Dataset items:
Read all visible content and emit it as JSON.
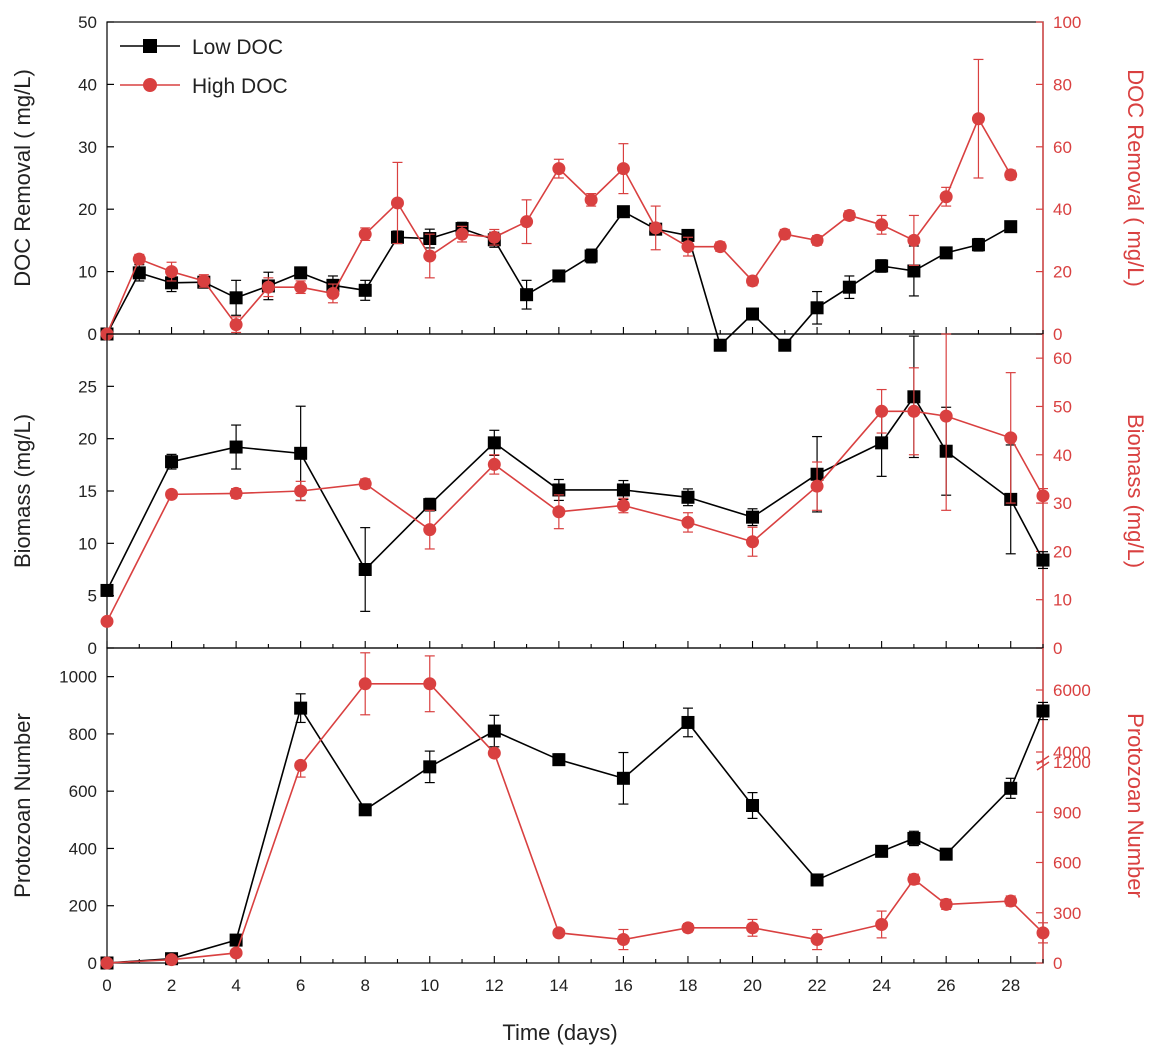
{
  "legend": [
    {
      "name": "Low DOC",
      "color": "#000000",
      "marker": "square"
    },
    {
      "name": "High DOC",
      "color": "#d94040",
      "marker": "circle"
    }
  ],
  "xlabel": "Time (days)",
  "chart_data": [
    {
      "type": "line",
      "panel": "top",
      "ylabel_left": "DOC Removal ( mg/L)",
      "ylabel_right": "DOC Removal ( mg/L)",
      "xlim": [
        0,
        29
      ],
      "x_ticks": [
        0,
        2,
        4,
        6,
        8,
        10,
        12,
        14,
        16,
        18,
        20,
        22,
        24,
        26,
        28
      ],
      "ylim_left": [
        0,
        50
      ],
      "yticks_left": [
        0,
        10,
        20,
        30,
        40,
        50
      ],
      "ylim_right": [
        0,
        100
      ],
      "yticks_right": [
        0,
        20,
        40,
        60,
        80,
        100
      ],
      "series": [
        {
          "name": "Low DOC",
          "axis": "left",
          "color": "#000000",
          "marker": "square",
          "x": [
            0,
            1,
            2,
            3,
            4,
            5,
            6,
            7,
            8,
            9,
            10,
            11,
            12,
            13,
            14,
            15,
            16,
            17,
            18,
            19,
            20,
            21,
            22,
            23,
            24,
            25,
            26,
            27,
            28
          ],
          "y": [
            0,
            9.8,
            8.2,
            8.3,
            5.8,
            7.7,
            9.8,
            7.8,
            7.0,
            15.5,
            15.3,
            16.9,
            15.1,
            6.3,
            9.3,
            12.5,
            19.6,
            16.8,
            15.8,
            -1.8,
            3.2,
            -1.8,
            4.2,
            7.5,
            10.9,
            10.1,
            13.0,
            14.3,
            17.2
          ],
          "err": [
            0,
            1.3,
            1.4,
            0.8,
            2.8,
            2.2,
            0.8,
            1.5,
            1.6,
            1.0,
            1.5,
            1.0,
            1.2,
            2.3,
            0.8,
            1.1,
            0.8,
            0.8,
            0.8,
            0,
            0,
            0,
            2.6,
            1.8,
            1.0,
            4.0,
            0.8,
            1.0,
            0.6
          ]
        },
        {
          "name": "High DOC",
          "axis": "right",
          "color": "#d94040",
          "marker": "circle",
          "x": [
            0,
            1,
            2,
            3,
            4,
            5,
            6,
            7,
            8,
            9,
            10,
            11,
            12,
            13,
            14,
            15,
            16,
            17,
            18,
            19,
            20,
            21,
            22,
            23,
            24,
            25,
            26,
            27,
            28
          ],
          "y": [
            0,
            24,
            20,
            17,
            3,
            15,
            15,
            13,
            32,
            42,
            25,
            32,
            31,
            36,
            53,
            43,
            53,
            34,
            28,
            28,
            17,
            32,
            30,
            38,
            35,
            30,
            44,
            69,
            51
          ],
          "err": [
            0,
            1.5,
            3,
            2,
            2.5,
            3,
            2,
            3,
            2,
            13,
            7,
            2.5,
            2.5,
            7,
            3,
            2,
            8,
            7,
            3,
            1.5,
            1.5,
            1.5,
            1.5,
            1.5,
            3,
            8,
            3,
            19,
            1.5
          ]
        }
      ]
    },
    {
      "type": "line",
      "panel": "middle",
      "ylabel_left": "Biomass (mg/L)",
      "ylabel_right": "Biomass (mg/L)",
      "xlim": [
        0,
        29
      ],
      "x_ticks": [
        0,
        2,
        4,
        6,
        8,
        10,
        12,
        14,
        16,
        18,
        20,
        22,
        24,
        26,
        28
      ],
      "ylim_left": [
        0,
        30
      ],
      "yticks_left": [
        0,
        5,
        10,
        15,
        20,
        25
      ],
      "ylim_right": [
        0,
        65
      ],
      "yticks_right": [
        0,
        10,
        20,
        30,
        40,
        50,
        60
      ],
      "series": [
        {
          "name": "Low DOC",
          "axis": "left",
          "color": "#000000",
          "marker": "square",
          "x": [
            0,
            2,
            4,
            6,
            8,
            10,
            12,
            14,
            16,
            18,
            20,
            22,
            24,
            25,
            26,
            28,
            29
          ],
          "y": [
            5.5,
            17.8,
            19.2,
            18.6,
            7.5,
            13.7,
            19.6,
            15.1,
            15.1,
            14.4,
            12.5,
            16.6,
            19.6,
            24.0,
            18.8,
            14.2,
            8.4
          ],
          "err": [
            0.3,
            0.7,
            2.1,
            4.5,
            4.0,
            0.6,
            1.2,
            1.0,
            0.9,
            0.8,
            0.8,
            3.6,
            3.2,
            5.8,
            4.2,
            5.2,
            0.8
          ]
        },
        {
          "name": "High DOC",
          "axis": "right",
          "color": "#d94040",
          "marker": "circle",
          "x": [
            0,
            2,
            4,
            6,
            8,
            10,
            12,
            14,
            16,
            18,
            20,
            22,
            24,
            25,
            26,
            28,
            29
          ],
          "y": [
            5.5,
            31.8,
            32.0,
            32.5,
            34.0,
            24.5,
            38.0,
            28.2,
            29.5,
            26.0,
            22.0,
            33.5,
            49.0,
            49.0,
            48.0,
            43.5,
            31.5
          ],
          "err": [
            0.5,
            0.8,
            1.0,
            2.0,
            1.0,
            4.0,
            2.0,
            3.5,
            1.5,
            2.0,
            3.0,
            5.0,
            4.5,
            9.0,
            19.5,
            13.5,
            1.5
          ]
        }
      ]
    },
    {
      "type": "line",
      "panel": "bottom",
      "ylabel_left": "Protozoan Number",
      "ylabel_right": "Protozoan Number",
      "xlim": [
        0,
        29
      ],
      "x_ticks": [
        0,
        2,
        4,
        6,
        8,
        10,
        12,
        14,
        16,
        18,
        20,
        22,
        24,
        26,
        28
      ],
      "ylim_left": [
        0,
        1100
      ],
      "yticks_left": [
        0,
        200,
        400,
        600,
        800,
        1000
      ],
      "yticks_right": [
        0,
        300,
        600,
        900,
        1200,
        4000,
        6000
      ],
      "right_axis_break": "between 1200 and 4000",
      "series": [
        {
          "name": "Low DOC",
          "axis": "left",
          "color": "#000000",
          "marker": "square",
          "x": [
            0,
            2,
            4,
            6,
            8,
            10,
            12,
            14,
            16,
            18,
            20,
            22,
            24,
            25,
            26,
            28,
            29
          ],
          "y": [
            0,
            15,
            80,
            890,
            535,
            685,
            810,
            710,
            645,
            840,
            550,
            290,
            390,
            435,
            380,
            610,
            880
          ],
          "err": [
            0,
            5,
            10,
            50,
            10,
            55,
            55,
            20,
            90,
            50,
            45,
            10,
            15,
            25,
            10,
            35,
            30
          ]
        },
        {
          "name": "High DOC",
          "axis": "right",
          "color": "#d94040",
          "marker": "circle",
          "x": [
            0,
            2,
            4,
            6,
            8,
            10,
            12,
            14,
            16,
            18,
            20,
            22,
            24,
            25,
            26,
            28,
            29
          ],
          "y": [
            0,
            20,
            60,
            1180,
            6200,
            6200,
            3700,
            180,
            140,
            210,
            210,
            140,
            230,
            500,
            350,
            370,
            180
          ],
          "err": [
            0,
            10,
            15,
            70,
            1000,
            900,
            150,
            20,
            60,
            25,
            50,
            60,
            80,
            30,
            30,
            30,
            60
          ]
        }
      ]
    }
  ]
}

■ **PROBLEM STATEMENT**: Each record above should come back exactly the same, only without its pictures.

■ **RESULT OF THE TASK**:
Read all visible content and emit it as JSON.
{
  "legend": [
    {
      "name": "Low DOC",
      "color": "#000000",
      "marker": "square"
    },
    {
      "name": "High DOC",
      "color": "#d94040",
      "marker": "circle"
    }
  ],
  "xlabel": "Time (days)",
  "chart_data": [
    {
      "type": "line",
      "panel": "top",
      "ylabel_left": "DOC Removal ( mg/L)",
      "ylabel_right": "DOC Removal ( mg/L)",
      "xlim": [
        0,
        29
      ],
      "x_ticks": [
        0,
        2,
        4,
        6,
        8,
        10,
        12,
        14,
        16,
        18,
        20,
        22,
        24,
        26,
        28
      ],
      "ylim_left": [
        0,
        50
      ],
      "yticks_left": [
        0,
        10,
        20,
        30,
        40,
        50
      ],
      "ylim_right": [
        0,
        100
      ],
      "yticks_right": [
        0,
        20,
        40,
        60,
        80,
        100
      ],
      "series": [
        {
          "name": "Low DOC",
          "axis": "left",
          "color": "#000000",
          "marker": "square",
          "x": [
            0,
            1,
            2,
            3,
            4,
            5,
            6,
            7,
            8,
            9,
            10,
            11,
            12,
            13,
            14,
            15,
            16,
            17,
            18,
            19,
            20,
            21,
            22,
            23,
            24,
            25,
            26,
            27,
            28
          ],
          "y": [
            0,
            9.8,
            8.2,
            8.3,
            5.8,
            7.7,
            9.8,
            7.8,
            7.0,
            15.5,
            15.3,
            16.9,
            15.1,
            6.3,
            9.3,
            12.5,
            19.6,
            16.8,
            15.8,
            -1.8,
            3.2,
            -1.8,
            4.2,
            7.5,
            10.9,
            10.1,
            13.0,
            14.3,
            17.2
          ],
          "err": [
            0,
            1.3,
            1.4,
            0.8,
            2.8,
            2.2,
            0.8,
            1.5,
            1.6,
            1.0,
            1.5,
            1.0,
            1.2,
            2.3,
            0.8,
            1.1,
            0.8,
            0.8,
            0.8,
            0,
            0,
            0,
            2.6,
            1.8,
            1.0,
            4.0,
            0.8,
            1.0,
            0.6
          ]
        },
        {
          "name": "High DOC",
          "axis": "right",
          "color": "#d94040",
          "marker": "circle",
          "x": [
            0,
            1,
            2,
            3,
            4,
            5,
            6,
            7,
            8,
            9,
            10,
            11,
            12,
            13,
            14,
            15,
            16,
            17,
            18,
            19,
            20,
            21,
            22,
            23,
            24,
            25,
            26,
            27,
            28
          ],
          "y": [
            0,
            24,
            20,
            17,
            3,
            15,
            15,
            13,
            32,
            42,
            25,
            32,
            31,
            36,
            53,
            43,
            53,
            34,
            28,
            28,
            17,
            32,
            30,
            38,
            35,
            30,
            44,
            69,
            51
          ],
          "err": [
            0,
            1.5,
            3,
            2,
            2.5,
            3,
            2,
            3,
            2,
            13,
            7,
            2.5,
            2.5,
            7,
            3,
            2,
            8,
            7,
            3,
            1.5,
            1.5,
            1.5,
            1.5,
            1.5,
            3,
            8,
            3,
            19,
            1.5
          ]
        }
      ]
    },
    {
      "type": "line",
      "panel": "middle",
      "ylabel_left": "Biomass (mg/L)",
      "ylabel_right": "Biomass (mg/L)",
      "xlim": [
        0,
        29
      ],
      "x_ticks": [
        0,
        2,
        4,
        6,
        8,
        10,
        12,
        14,
        16,
        18,
        20,
        22,
        24,
        26,
        28
      ],
      "ylim_left": [
        0,
        30
      ],
      "yticks_left": [
        0,
        5,
        10,
        15,
        20,
        25
      ],
      "ylim_right": [
        0,
        65
      ],
      "yticks_right": [
        0,
        10,
        20,
        30,
        40,
        50,
        60
      ],
      "series": [
        {
          "name": "Low DOC",
          "axis": "left",
          "color": "#000000",
          "marker": "square",
          "x": [
            0,
            2,
            4,
            6,
            8,
            10,
            12,
            14,
            16,
            18,
            20,
            22,
            24,
            25,
            26,
            28,
            29
          ],
          "y": [
            5.5,
            17.8,
            19.2,
            18.6,
            7.5,
            13.7,
            19.6,
            15.1,
            15.1,
            14.4,
            12.5,
            16.6,
            19.6,
            24.0,
            18.8,
            14.2,
            8.4
          ],
          "err": [
            0.3,
            0.7,
            2.1,
            4.5,
            4.0,
            0.6,
            1.2,
            1.0,
            0.9,
            0.8,
            0.8,
            3.6,
            3.2,
            5.8,
            4.2,
            5.2,
            0.8
          ]
        },
        {
          "name": "High DOC",
          "axis": "right",
          "color": "#d94040",
          "marker": "circle",
          "x": [
            0,
            2,
            4,
            6,
            8,
            10,
            12,
            14,
            16,
            18,
            20,
            22,
            24,
            25,
            26,
            28,
            29
          ],
          "y": [
            5.5,
            31.8,
            32.0,
            32.5,
            34.0,
            24.5,
            38.0,
            28.2,
            29.5,
            26.0,
            22.0,
            33.5,
            49.0,
            49.0,
            48.0,
            43.5,
            31.5
          ],
          "err": [
            0.5,
            0.8,
            1.0,
            2.0,
            1.0,
            4.0,
            2.0,
            3.5,
            1.5,
            2.0,
            3.0,
            5.0,
            4.5,
            9.0,
            19.5,
            13.5,
            1.5
          ]
        }
      ]
    },
    {
      "type": "line",
      "panel": "bottom",
      "ylabel_left": "Protozoan Number",
      "ylabel_right": "Protozoan Number",
      "xlim": [
        0,
        29
      ],
      "x_ticks": [
        0,
        2,
        4,
        6,
        8,
        10,
        12,
        14,
        16,
        18,
        20,
        22,
        24,
        26,
        28
      ],
      "ylim_left": [
        0,
        1100
      ],
      "yticks_left": [
        0,
        200,
        400,
        600,
        800,
        1000
      ],
      "yticks_right": [
        0,
        300,
        600,
        900,
        1200,
        4000,
        6000
      ],
      "right_axis_break": "between 1200 and 4000",
      "series": [
        {
          "name": "Low DOC",
          "axis": "left",
          "color": "#000000",
          "marker": "square",
          "x": [
            0,
            2,
            4,
            6,
            8,
            10,
            12,
            14,
            16,
            18,
            20,
            22,
            24,
            25,
            26,
            28,
            29
          ],
          "y": [
            0,
            15,
            80,
            890,
            535,
            685,
            810,
            710,
            645,
            840,
            550,
            290,
            390,
            435,
            380,
            610,
            880
          ],
          "err": [
            0,
            5,
            10,
            50,
            10,
            55,
            55,
            20,
            90,
            50,
            45,
            10,
            15,
            25,
            10,
            35,
            30
          ]
        },
        {
          "name": "High DOC",
          "axis": "right",
          "color": "#d94040",
          "marker": "circle",
          "x": [
            0,
            2,
            4,
            6,
            8,
            10,
            12,
            14,
            16,
            18,
            20,
            22,
            24,
            25,
            26,
            28,
            29
          ],
          "y": [
            0,
            20,
            60,
            1180,
            6200,
            6200,
            3700,
            180,
            140,
            210,
            210,
            140,
            230,
            500,
            350,
            370,
            180
          ],
          "err": [
            0,
            10,
            15,
            70,
            1000,
            900,
            150,
            20,
            60,
            25,
            50,
            60,
            80,
            30,
            30,
            30,
            60
          ]
        }
      ]
    }
  ]
}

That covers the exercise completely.